_ARTICLE_:
If a man's work is easy to understand an explanation is unnecessary, and if his work is incomprehensible an explanation is wicked.


PROFUSE AND PERFERVID.

The review in The Speaker[18] which Oscar Wilde referred to in his letter to The Scots Observer (see [here]), was as follows:—

By a stroke of good fortune, singular at this season the two stories[19] which we have taken up to review this week turn out to be—each in its way—of no slight interest. Of Mr. Wilde's work, this was to be expected. Let it be granted, to begin with, that the conception of the story is exceedingly strong.

A young man of remarkable beauty, perfect in body, but undeveloped,—or rather, lacking altogether,—in soul, becomes the dear friend of a painter of genius. The artist under the spell of this friendship, is painting the youth's portrait. Enter to them the spirit of evil, in the shape of Lord Henry Wotton, an extremely "fin de siècle" gentleman, who, by a few inspiring words, supplies, or calls into life, the boy's missing soul, and it is an evil one. Henceforward, the tale develops the growth of this evil soul, side by side with this mystery—that while vice and debauchery write no wrinkle on the boy's face, but pass from it as a breath off a pane, every vile action scores its mark upon the portrait, which keeps accurate record of a loathsome life.

It has been insinuated that this story should be suppressed in the interest of morality. Mr. Wilde has answered that art and ethics have nothing to do with each other. His boldness in resting his defence on the general proposition is the more exemplary, as he might fairly have insisted on the particular proposition—that the teaching of the book is conspicuously right in morality. If we have correctly interpreted the book's motive—and we are at a loss to conceive what other can be devised—this position is unassailable. There is, perhaps, a passage or so in the description of Dorian's decline that were better omitted. But this is a matter of taste.

_Layout annotation records_:

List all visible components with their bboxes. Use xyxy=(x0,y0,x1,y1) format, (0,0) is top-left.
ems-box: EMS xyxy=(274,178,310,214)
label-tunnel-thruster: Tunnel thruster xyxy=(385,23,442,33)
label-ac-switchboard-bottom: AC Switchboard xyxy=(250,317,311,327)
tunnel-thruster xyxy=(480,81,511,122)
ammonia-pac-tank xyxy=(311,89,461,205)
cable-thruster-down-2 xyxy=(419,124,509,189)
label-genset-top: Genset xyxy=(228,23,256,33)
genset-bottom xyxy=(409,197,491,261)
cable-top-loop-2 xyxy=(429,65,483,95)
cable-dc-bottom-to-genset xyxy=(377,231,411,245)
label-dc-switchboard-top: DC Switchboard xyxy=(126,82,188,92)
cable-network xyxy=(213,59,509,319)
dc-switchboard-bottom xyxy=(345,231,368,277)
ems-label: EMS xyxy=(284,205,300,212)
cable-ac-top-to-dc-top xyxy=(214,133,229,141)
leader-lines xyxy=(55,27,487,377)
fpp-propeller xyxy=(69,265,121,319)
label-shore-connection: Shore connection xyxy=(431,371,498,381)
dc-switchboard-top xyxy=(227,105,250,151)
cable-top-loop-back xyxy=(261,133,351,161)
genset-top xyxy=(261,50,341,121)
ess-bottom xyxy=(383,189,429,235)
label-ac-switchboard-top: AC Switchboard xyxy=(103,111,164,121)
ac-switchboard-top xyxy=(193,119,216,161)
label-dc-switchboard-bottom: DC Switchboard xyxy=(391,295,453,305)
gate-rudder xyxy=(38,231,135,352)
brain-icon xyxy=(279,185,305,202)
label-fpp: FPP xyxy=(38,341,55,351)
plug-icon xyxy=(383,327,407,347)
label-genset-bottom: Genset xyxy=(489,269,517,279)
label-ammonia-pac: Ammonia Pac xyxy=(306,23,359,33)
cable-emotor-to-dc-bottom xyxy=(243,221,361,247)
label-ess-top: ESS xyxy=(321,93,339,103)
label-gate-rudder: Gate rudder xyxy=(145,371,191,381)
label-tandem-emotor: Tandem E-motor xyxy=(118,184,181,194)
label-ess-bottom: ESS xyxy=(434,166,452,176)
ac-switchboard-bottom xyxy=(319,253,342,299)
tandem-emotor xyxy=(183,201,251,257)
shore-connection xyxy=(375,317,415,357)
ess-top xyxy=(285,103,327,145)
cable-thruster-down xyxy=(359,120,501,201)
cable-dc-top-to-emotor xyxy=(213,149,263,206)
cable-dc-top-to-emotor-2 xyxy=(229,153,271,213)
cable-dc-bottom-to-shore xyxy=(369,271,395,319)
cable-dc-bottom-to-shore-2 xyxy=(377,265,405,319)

_INSTRUCTIONS_:
1. For each statement about the review, answer yes or no and quote the exact words of the review that decide it. (a) Mr. Wilde's reply to calls for suppression was that art and ethics have nothing to do with each other. (b) In the story, the boy's face shows the marks of his vice while the portrait stays unchanged. (c) Lord Henry Wotton is presented as the spirit of evil.
2. Transcribe the listing from its first line through the line containing "cable-network xyxy=(213,59,509,319)", including both ends.
The review and the listing have no connection to each other.

_RESULTS IN ORDER_:
1.
(a) Yes: "Mr. Wilde has answered that art and ethics have nothing to do with each other."
(b) No: "while vice and debauchery write no wrinkle on the boy's face, but pass from it as a breath off a pane, every vile action scores its mark upon the portrait"
(c) Yes: "Enter to them the spirit of evil, in the shape of Lord Henry Wotton"

2.
List all visible components with their bboxes. Use xyxy=(x0,y0,x1,y1) format, (0,0) is top-left.
ems-box: EMS xyxy=(274,178,310,214)
label-tunnel-thruster: Tunnel thruster xyxy=(385,23,442,33)
label-ac-switchboard-bottom: AC Switchboard xyxy=(250,317,311,327)
tunnel-thruster xyxy=(480,81,511,122)
ammonia-pac-tank xyxy=(311,89,461,205)
cable-thruster-down-2 xyxy=(419,124,509,189)
label-genset-top: Genset xyxy=(228,23,256,33)
genset-bottom xyxy=(409,197,491,261)
cable-top-loop-2 xyxy=(429,65,483,95)
cable-dc-bottom-to-genset xyxy=(377,231,411,245)
label-dc-switchboard-top: DC Switchboard xyxy=(126,82,188,92)
cable-network xyxy=(213,59,509,319)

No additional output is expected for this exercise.